• _EXERCISE OBJECTIVE_
Find the lines that hold "cartão". Report only how many there are.

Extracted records
+--

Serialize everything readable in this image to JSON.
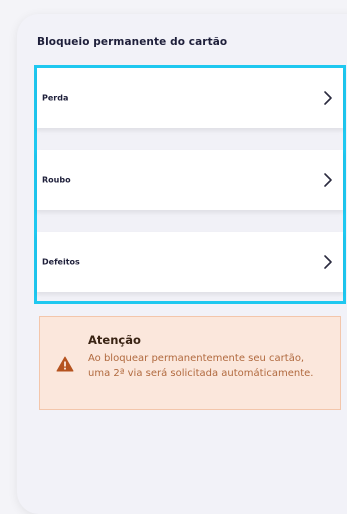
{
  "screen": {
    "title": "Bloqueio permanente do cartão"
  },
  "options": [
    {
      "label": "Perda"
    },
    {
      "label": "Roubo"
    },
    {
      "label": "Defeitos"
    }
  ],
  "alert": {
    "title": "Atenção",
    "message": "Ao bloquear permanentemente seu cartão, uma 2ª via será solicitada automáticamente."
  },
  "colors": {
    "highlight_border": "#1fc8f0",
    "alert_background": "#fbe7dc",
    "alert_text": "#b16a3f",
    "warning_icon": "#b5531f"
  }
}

+--

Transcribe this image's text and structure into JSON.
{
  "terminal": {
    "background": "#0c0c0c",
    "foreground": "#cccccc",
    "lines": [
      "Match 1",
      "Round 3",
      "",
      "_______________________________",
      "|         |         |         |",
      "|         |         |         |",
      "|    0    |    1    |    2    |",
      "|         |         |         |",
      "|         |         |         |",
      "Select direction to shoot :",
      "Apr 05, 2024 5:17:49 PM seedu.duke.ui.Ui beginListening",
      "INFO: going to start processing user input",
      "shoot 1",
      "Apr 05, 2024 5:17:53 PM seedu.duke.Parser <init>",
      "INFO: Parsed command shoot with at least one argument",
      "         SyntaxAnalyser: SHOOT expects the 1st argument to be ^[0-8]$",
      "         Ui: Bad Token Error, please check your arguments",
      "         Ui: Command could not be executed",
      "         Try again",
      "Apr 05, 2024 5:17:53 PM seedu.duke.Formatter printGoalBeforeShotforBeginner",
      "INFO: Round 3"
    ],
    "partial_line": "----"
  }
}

+--

• _RESPONSE TO THIS EXERCISE_
2